**正文部分:**
嬰幼兒配方食品中乳鐵蛋白含量測定方法比較研究

李莉，李碩，董亞蕾，劉釗，王海燕，丁宏

（中國食品藥品檢定研究院，北京 100050）

0 引 言

乳鐵蛋白(Lactoferrin，簡稱LF)是一種非血紅素鐵結合糖蛋白，是從乳汁中提取的一種天然物質。人初乳中乳鐵蛋白質量濃度為5～7 g/L，常乳中為1～3 g/L。牛乳中乳鐵蛋白質量濃度較母乳低，牛初乳為0.8 g/L左右，牛常乳中為0.1～0.4 g/L[1]。乳鐵蛋白具有廣譜抗菌性，調節體內鐵平衡，抑制腫瘤細胞生長等生物活性[2]，是母乳中對嬰幼兒免疫功能非常重要的一種營養物質。我國食品安全國家標準《食品營養強化劑使用標準》GB14880-2012中將其列為營養強化劑，允許在嬰幼兒配方食品中使用[3]。國外嬰兒配方奶粉中乳鐵蛋白的添加量基本在0.5 g/kg左右[4]，按照GB14880-2012規定，嬰幼兒配方食品中乳鐵蛋白允許添加量≤1.0 g/kg。

**題目說明:**
將上面關於嬰幼兒配方食品中乳鐵蛋白測定的文章一字不差地完整寫下來。 這些資料在本練習中不起任何作用。

頁面版面解析資料:
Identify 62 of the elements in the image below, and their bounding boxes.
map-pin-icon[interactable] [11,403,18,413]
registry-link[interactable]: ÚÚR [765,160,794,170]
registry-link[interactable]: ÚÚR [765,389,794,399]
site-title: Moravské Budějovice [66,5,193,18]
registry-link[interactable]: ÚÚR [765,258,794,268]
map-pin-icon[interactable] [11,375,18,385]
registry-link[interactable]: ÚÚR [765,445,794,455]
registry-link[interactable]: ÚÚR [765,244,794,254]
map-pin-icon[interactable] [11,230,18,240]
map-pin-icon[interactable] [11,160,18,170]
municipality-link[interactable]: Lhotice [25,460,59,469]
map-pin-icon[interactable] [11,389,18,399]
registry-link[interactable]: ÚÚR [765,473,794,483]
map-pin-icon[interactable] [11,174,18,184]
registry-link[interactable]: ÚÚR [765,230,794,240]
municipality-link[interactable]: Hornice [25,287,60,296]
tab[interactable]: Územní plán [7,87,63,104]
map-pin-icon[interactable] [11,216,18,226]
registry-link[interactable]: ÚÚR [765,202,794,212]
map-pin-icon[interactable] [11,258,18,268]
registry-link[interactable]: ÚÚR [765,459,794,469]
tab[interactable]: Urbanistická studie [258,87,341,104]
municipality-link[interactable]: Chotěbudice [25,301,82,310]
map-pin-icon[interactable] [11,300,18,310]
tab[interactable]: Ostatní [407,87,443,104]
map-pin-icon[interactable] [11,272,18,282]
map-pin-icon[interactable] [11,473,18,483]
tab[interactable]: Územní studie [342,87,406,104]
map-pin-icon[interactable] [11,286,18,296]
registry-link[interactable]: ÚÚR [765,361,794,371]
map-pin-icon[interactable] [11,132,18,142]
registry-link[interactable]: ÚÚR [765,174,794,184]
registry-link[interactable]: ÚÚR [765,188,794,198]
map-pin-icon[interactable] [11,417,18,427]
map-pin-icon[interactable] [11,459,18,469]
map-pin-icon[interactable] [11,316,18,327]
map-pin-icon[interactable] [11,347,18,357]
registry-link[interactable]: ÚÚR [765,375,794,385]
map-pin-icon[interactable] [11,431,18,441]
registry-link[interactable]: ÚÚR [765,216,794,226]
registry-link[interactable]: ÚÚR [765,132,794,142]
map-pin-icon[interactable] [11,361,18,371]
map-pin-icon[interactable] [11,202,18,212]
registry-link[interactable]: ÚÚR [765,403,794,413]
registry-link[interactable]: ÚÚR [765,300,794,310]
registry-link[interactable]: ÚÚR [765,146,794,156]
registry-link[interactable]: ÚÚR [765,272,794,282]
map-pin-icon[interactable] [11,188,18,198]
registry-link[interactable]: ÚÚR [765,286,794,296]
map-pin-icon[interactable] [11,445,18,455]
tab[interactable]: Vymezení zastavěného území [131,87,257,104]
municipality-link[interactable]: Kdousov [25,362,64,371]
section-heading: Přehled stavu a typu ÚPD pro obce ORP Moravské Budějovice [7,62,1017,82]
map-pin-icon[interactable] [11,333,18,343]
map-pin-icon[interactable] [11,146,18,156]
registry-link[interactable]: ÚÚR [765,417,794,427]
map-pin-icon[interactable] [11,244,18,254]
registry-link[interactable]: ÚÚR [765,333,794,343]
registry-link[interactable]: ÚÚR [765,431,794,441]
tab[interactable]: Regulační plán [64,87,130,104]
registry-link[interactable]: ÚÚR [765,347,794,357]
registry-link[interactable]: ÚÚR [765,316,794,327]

**參考答案:**
嬰幼兒配方食品中乳鐵蛋白含量測定方法比較研究

李莉，李碩，董亞蕾，劉釗，王海燕，丁宏

（中國食品藥品檢定研究院，北京 100050）

0 引 言

乳鐵蛋白(Lactoferrin，簡稱LF)是一種非血紅素鐵結合糖蛋白，是從乳汁中提取的一種天然物質。人初乳中乳鐵蛋白質量濃度為5～7 g/L，常乳中為1～3 g/L。牛乳中乳鐵蛋白質量濃度較母乳低，牛初乳為0.8 g/L左右，牛常乳中為0.1～0.4 g/L[1]。乳鐵蛋白具有廣譜抗菌性，調節體內鐵平衡，抑制腫瘤細胞生長等生物活性[2]，是母乳中對嬰幼兒免疫功能非常重要的一種營養物質。我國食品安全國家標準《食品營養強化劑使用標準》GB14880-2012中將其列為營養強化劑，允許在嬰幼兒配方食品中使用[3]。國外嬰兒配方奶粉中乳鐵蛋白的添加量基本在0.5 g/kg左右[4]，按照GB14880-2012規定，嬰幼兒配方食品中乳鐵蛋白允許添加量≤1.0 g/kg。